=== RECORDS SHOWN ===
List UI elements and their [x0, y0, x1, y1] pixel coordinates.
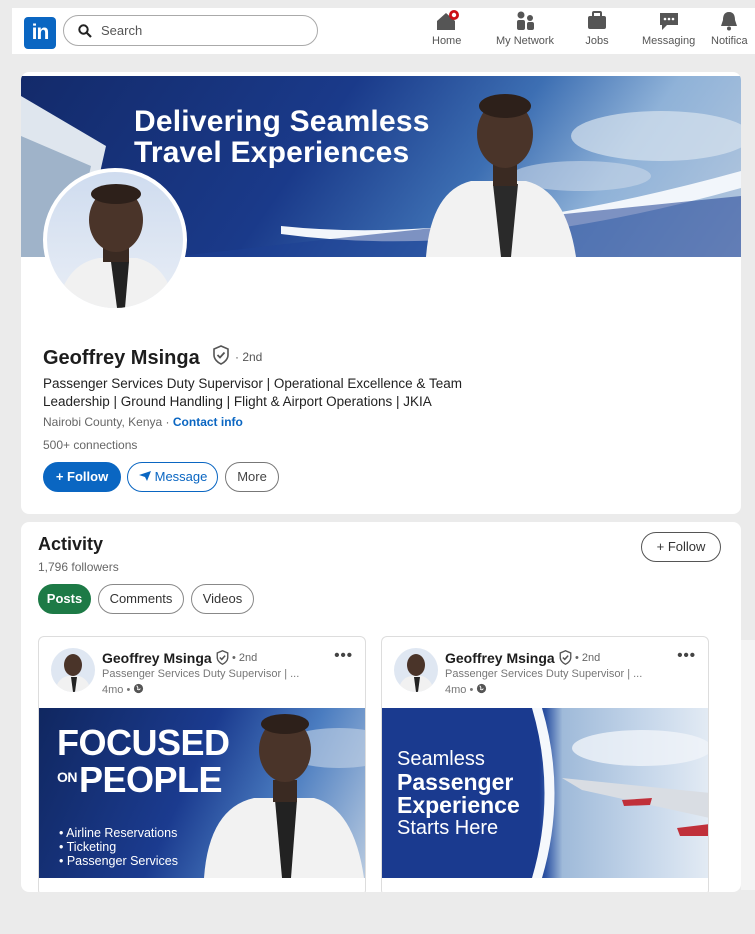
post-image[interactable]: FOCUSED ONPEOPLE • Airline Reservations … — [39, 708, 365, 878]
followers-count: 1,796 followers — [38, 560, 119, 574]
verified-icon — [559, 650, 572, 665]
top-nav: in Search Home My Network Jobs Messaging… — [12, 8, 755, 54]
profile-headline: Passenger Services Duty Supervisor | Ope… — [43, 376, 462, 409]
more-button[interactable]: More — [225, 462, 279, 492]
connections-count[interactable]: 500+ connections — [43, 438, 137, 452]
post-avatar-photo — [55, 654, 91, 692]
verified-icon[interactable] — [211, 345, 231, 365]
activity-card: Activity 1,796 followers + Follow Posts … — [21, 522, 741, 892]
search-input[interactable]: Search — [63, 15, 318, 46]
send-icon — [138, 471, 151, 481]
verified-icon — [216, 650, 229, 665]
linkedin-logo[interactable]: in — [24, 17, 56, 49]
bell-icon — [721, 12, 738, 31]
home-icon — [436, 10, 459, 30]
location-text: Nairobi County, Kenya — [43, 415, 163, 429]
post-degree: • 2nd — [232, 652, 258, 664]
next-post-peek[interactable] — [741, 640, 755, 890]
briefcase-icon — [588, 11, 606, 29]
globe-icon — [134, 683, 144, 694]
profile-location: Nairobi County, Kenya · Contact info — [43, 415, 243, 429]
nav-home[interactable]: Home — [432, 10, 461, 47]
post-options-icon[interactable]: ••• — [677, 647, 696, 664]
activity-title: Activity — [38, 534, 104, 554]
post-image-bullets: • Airline Reservations • Ticketing • Pas… — [59, 826, 179, 868]
search-icon — [78, 24, 92, 38]
follow-button[interactable]: + Follow — [43, 462, 121, 492]
filter-videos[interactable]: Videos — [191, 584, 254, 614]
message-label: Message — [154, 469, 208, 484]
nav-jobs[interactable]: Jobs — [585, 10, 609, 47]
message-button[interactable]: Message — [127, 462, 218, 492]
filter-comments[interactable]: Comments — [98, 584, 184, 614]
search-placeholder: Search — [101, 23, 143, 38]
avatar-photo — [57, 184, 175, 308]
post-degree: • 2nd — [575, 652, 601, 664]
nav-notifications[interactable]: Notifica — [711, 10, 748, 47]
post-card[interactable]: Geoffrey Msinga • 2nd Passenger Services… — [381, 636, 709, 892]
chat-icon — [659, 13, 678, 30]
post-card[interactable]: Geoffrey Msinga • 2nd Passenger Services… — [38, 636, 366, 892]
profile-avatar[interactable] — [43, 168, 187, 312]
post-avatar-photo — [398, 654, 434, 692]
filter-posts[interactable]: Posts — [38, 584, 91, 614]
post-author[interactable]: Geoffrey Msinga — [445, 650, 555, 666]
post-subtitle: Passenger Services Duty Supervisor | ... — [445, 668, 643, 680]
post-avatar[interactable] — [51, 648, 95, 692]
connection-degree: · 2nd — [235, 350, 263, 364]
post-image-headline: FOCUSED ONPEOPLE — [57, 722, 230, 800]
post-avatar[interactable] — [394, 648, 438, 692]
post-time: 4mo • — [102, 683, 144, 696]
banner-title: Delivering Seamless Travel Experiences — [134, 105, 430, 169]
nav-my-network[interactable]: My Network — [496, 10, 554, 47]
globe-icon — [477, 683, 487, 694]
profile-card: Delivering Seamless Travel Experiences G… — [21, 72, 741, 514]
nav-messaging[interactable]: Messaging — [642, 10, 695, 47]
post-author[interactable]: Geoffrey Msinga — [102, 650, 212, 666]
activity-follow-button[interactable]: + Follow — [641, 532, 721, 562]
post-image[interactable]: Seamless Passenger Experience Starts Her… — [382, 708, 708, 878]
contact-info-link[interactable]: Contact info — [173, 415, 243, 429]
post-time: 4mo • — [445, 683, 487, 696]
post-image-headline: Seamless Passenger Experience Starts Her… — [397, 748, 520, 839]
post-options-icon[interactable]: ••• — [334, 647, 353, 664]
post-subtitle: Passenger Services Duty Supervisor | ... — [102, 668, 300, 680]
network-icon — [517, 11, 535, 30]
profile-name: Geoffrey Msinga — [43, 347, 200, 369]
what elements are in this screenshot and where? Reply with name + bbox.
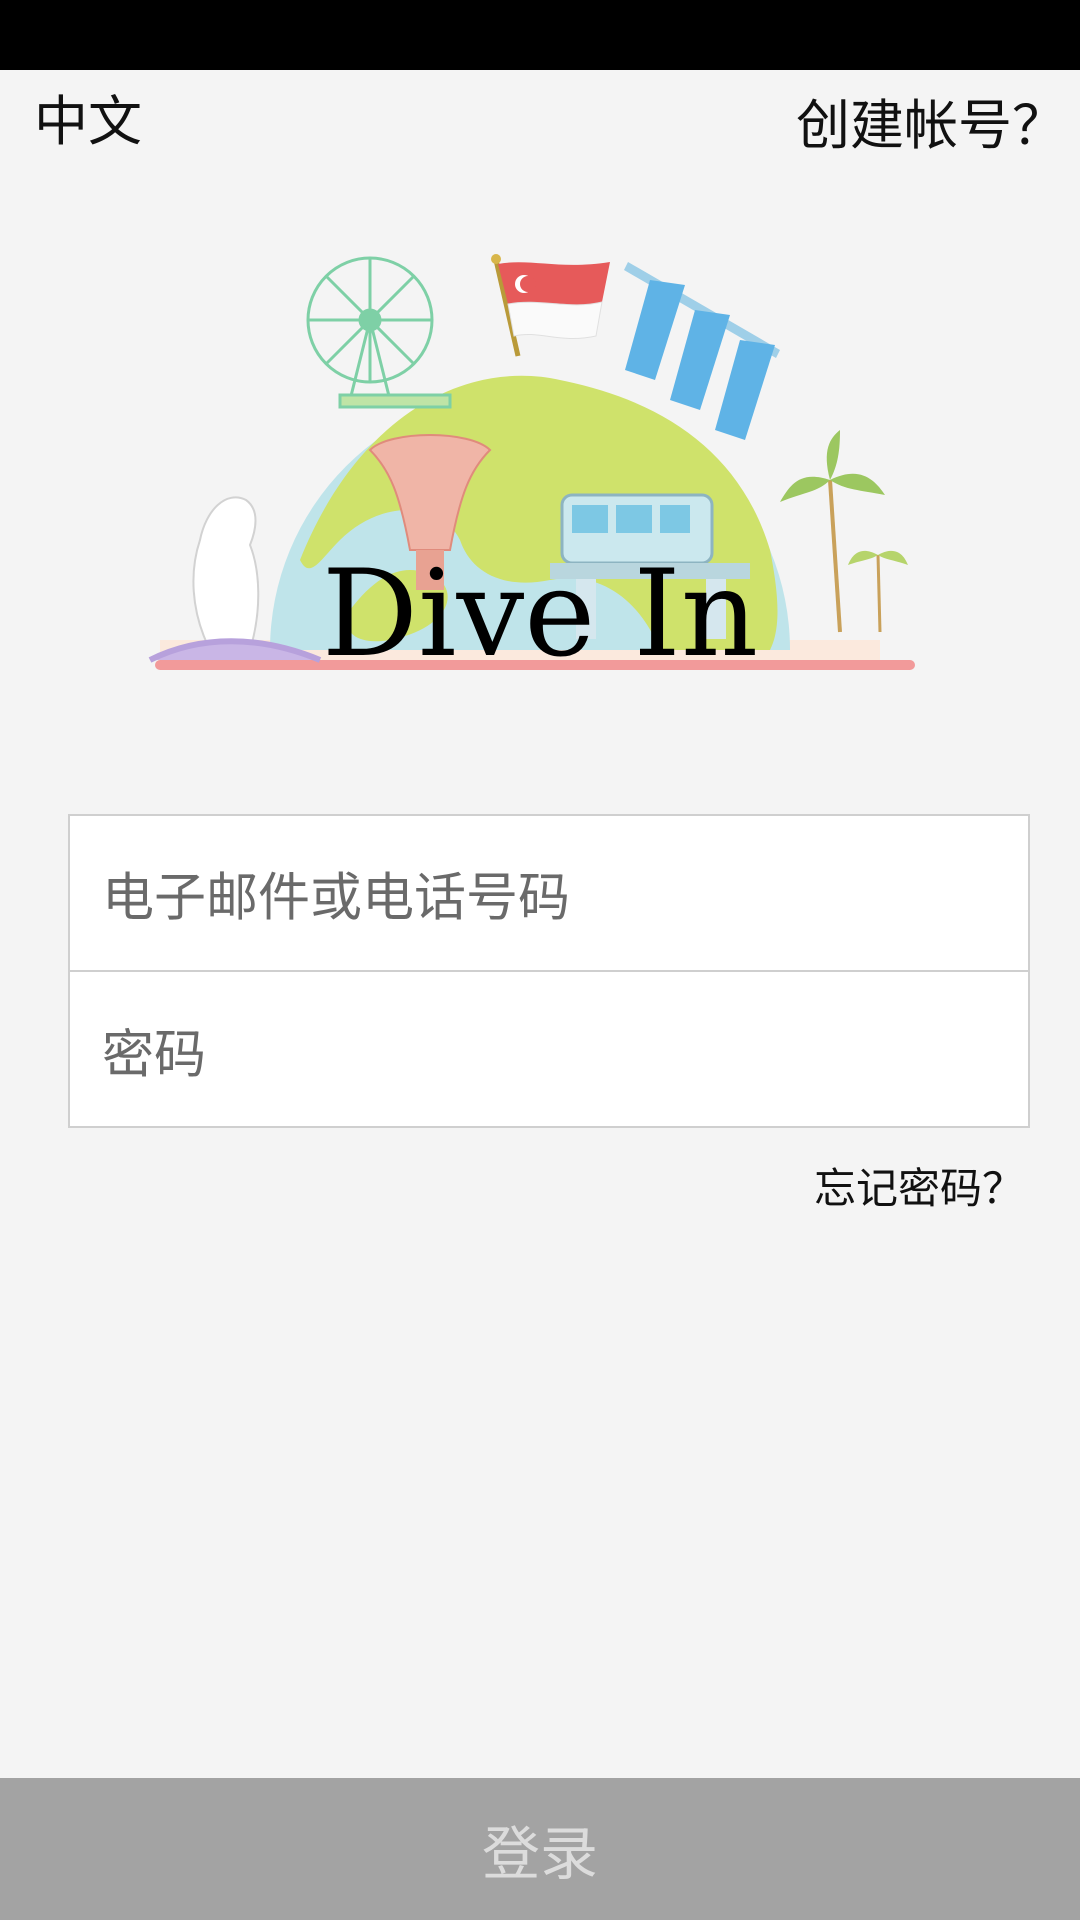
singapore-flag-icon: [491, 254, 610, 357]
login-form: 电子邮件或电话号码 密码: [68, 814, 1030, 1128]
password-placeholder: 密码: [102, 1025, 207, 1086]
login-button[interactable]: 登录: [0, 1778, 1080, 1920]
ferris-wheel-icon: [306, 256, 452, 409]
email-field[interactable]: 电子邮件或电话号码: [70, 816, 1028, 972]
status-bar: [0, 0, 1080, 70]
login-button-label: 登录: [481, 1820, 598, 1888]
email-placeholder: 电子邮件或电话号码: [102, 868, 571, 929]
language-toggle[interactable]: 中文: [34, 86, 142, 158]
password-field[interactable]: 密码: [70, 972, 1028, 1128]
app-title: Dive In: [321, 545, 759, 684]
forgot-password-link[interactable]: 忘记密码？: [814, 1155, 1024, 1216]
create-account-link[interactable]: 创建帐号？: [796, 90, 1066, 162]
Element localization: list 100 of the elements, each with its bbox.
===
■ **STATED GOAL**: Can you copy out all of the lines above verbatim, leaving out the pictures?

■ **FINISHED EXERCISE**:
List UI elements and their [x0, y0, x1, y1] pixel coordinates.
post-image[interactable]: FOCUSED ONPEOPLE • Airline Reservations … — [39, 708, 365, 878]
followers-count: 1,796 followers — [38, 560, 119, 574]
verified-icon — [559, 650, 572, 665]
top-nav: in Search Home My Network Jobs Messaging… — [12, 8, 755, 54]
profile-headline: Passenger Services Duty Supervisor | Ope… — [43, 376, 462, 409]
more-button[interactable]: More — [225, 462, 279, 492]
connections-count[interactable]: 500+ connections — [43, 438, 137, 452]
post-avatar-photo — [55, 654, 91, 692]
verified-icon[interactable] — [211, 345, 231, 365]
activity-card: Activity 1,796 followers + Follow Posts … — [21, 522, 741, 892]
search-input[interactable]: Search — [63, 15, 318, 46]
send-icon — [138, 471, 151, 481]
verified-icon — [216, 650, 229, 665]
linkedin-logo[interactable]: in — [24, 17, 56, 49]
bell-icon — [721, 12, 738, 31]
home-icon — [436, 10, 459, 30]
location-text: Nairobi County, Kenya — [43, 415, 163, 429]
post-degree: • 2nd — [232, 652, 258, 664]
next-post-peek[interactable] — [741, 640, 755, 890]
briefcase-icon — [588, 11, 606, 29]
globe-icon — [134, 683, 144, 694]
profile-location: Nairobi County, Kenya · Contact info — [43, 415, 243, 429]
nav-home[interactable]: Home — [432, 10, 461, 47]
post-options-icon[interactable]: ••• — [677, 647, 696, 664]
activity-title: Activity — [38, 534, 104, 554]
post-image-bullets: • Airline Reservations • Ticketing • Pas… — [59, 826, 179, 868]
search-icon — [78, 24, 92, 38]
follow-button[interactable]: + Follow — [43, 462, 121, 492]
filter-videos[interactable]: Videos — [191, 584, 254, 614]
message-label: Message — [154, 469, 208, 484]
nav-jobs[interactable]: Jobs — [585, 10, 609, 47]
message-button[interactable]: Message — [127, 462, 218, 492]
filter-comments[interactable]: Comments — [98, 584, 184, 614]
search-placeholder: Search — [101, 23, 143, 38]
avatar-photo — [57, 184, 175, 308]
post-degree: • 2nd — [575, 652, 601, 664]
nav-notifications[interactable]: Notifica — [711, 10, 748, 47]
post-card[interactable]: Geoffrey Msinga • 2nd Passenger Services… — [381, 636, 709, 892]
chat-icon — [659, 13, 678, 30]
post-card[interactable]: Geoffrey Msinga • 2nd Passenger Services… — [38, 636, 366, 892]
profile-avatar[interactable] — [43, 168, 187, 312]
post-avatar-photo — [398, 654, 434, 692]
filter-posts[interactable]: Posts — [38, 584, 91, 614]
post-author[interactable]: Geoffrey Msinga — [445, 650, 555, 666]
post-subtitle: Passenger Services Duty Supervisor | ... — [445, 668, 643, 680]
post-avatar[interactable] — [51, 648, 95, 692]
connection-degree: · 2nd — [235, 350, 263, 364]
post-image-headline: FOCUSED ONPEOPLE — [57, 722, 230, 800]
post-avatar[interactable] — [394, 648, 438, 692]
post-time: 4mo • — [102, 683, 144, 696]
banner-title: Delivering Seamless Travel Experiences — [134, 105, 430, 169]
nav-my-network[interactable]: My Network — [496, 10, 554, 47]
globe-icon — [477, 683, 487, 694]
profile-card: Delivering Seamless Travel Experiences G… — [21, 72, 741, 514]
nav-messaging[interactable]: Messaging — [642, 10, 695, 47]
post-author[interactable]: Geoffrey Msinga — [102, 650, 212, 666]
activity-follow-button[interactable]: + Follow — [641, 532, 721, 562]
post-image[interactable]: Seamless Passenger Experience Starts Her… — [382, 708, 708, 878]
contact-info-link[interactable]: Contact info — [173, 415, 243, 429]
post-time: 4mo • — [445, 683, 487, 696]
post-image-headline: Seamless Passenger Experience Starts Her… — [397, 748, 520, 839]
post-options-icon[interactable]: ••• — [334, 647, 353, 664]
post-subtitle: Passenger Services Duty Supervisor | ... — [102, 668, 300, 680]
network-icon — [517, 11, 535, 30]
profile-name: Geoffrey Msinga — [43, 347, 200, 369]
what elements are in this screenshot and where? Reply with name + bbox.
singapore-flag-icon: [491, 254, 610, 357]
login-form: 电子邮件或电话号码 密码: [68, 814, 1030, 1128]
password-placeholder: 密码: [102, 1025, 207, 1086]
login-button[interactable]: 登录: [0, 1778, 1080, 1920]
ferris-wheel-icon: [306, 256, 452, 409]
email-field[interactable]: 电子邮件或电话号码: [70, 816, 1028, 972]
status-bar: [0, 0, 1080, 70]
login-button-label: 登录: [481, 1820, 598, 1888]
email-placeholder: 电子邮件或电话号码: [102, 868, 571, 929]
language-toggle[interactable]: 中文: [34, 86, 142, 158]
password-field[interactable]: 密码: [70, 972, 1028, 1128]
app-title: Dive In: [321, 545, 759, 684]
forgot-password-link[interactable]: 忘记密码？: [814, 1155, 1024, 1216]
create-account-link[interactable]: 创建帐号？: [796, 90, 1066, 162]
Element localization: list 100 of the elements, each with its bbox.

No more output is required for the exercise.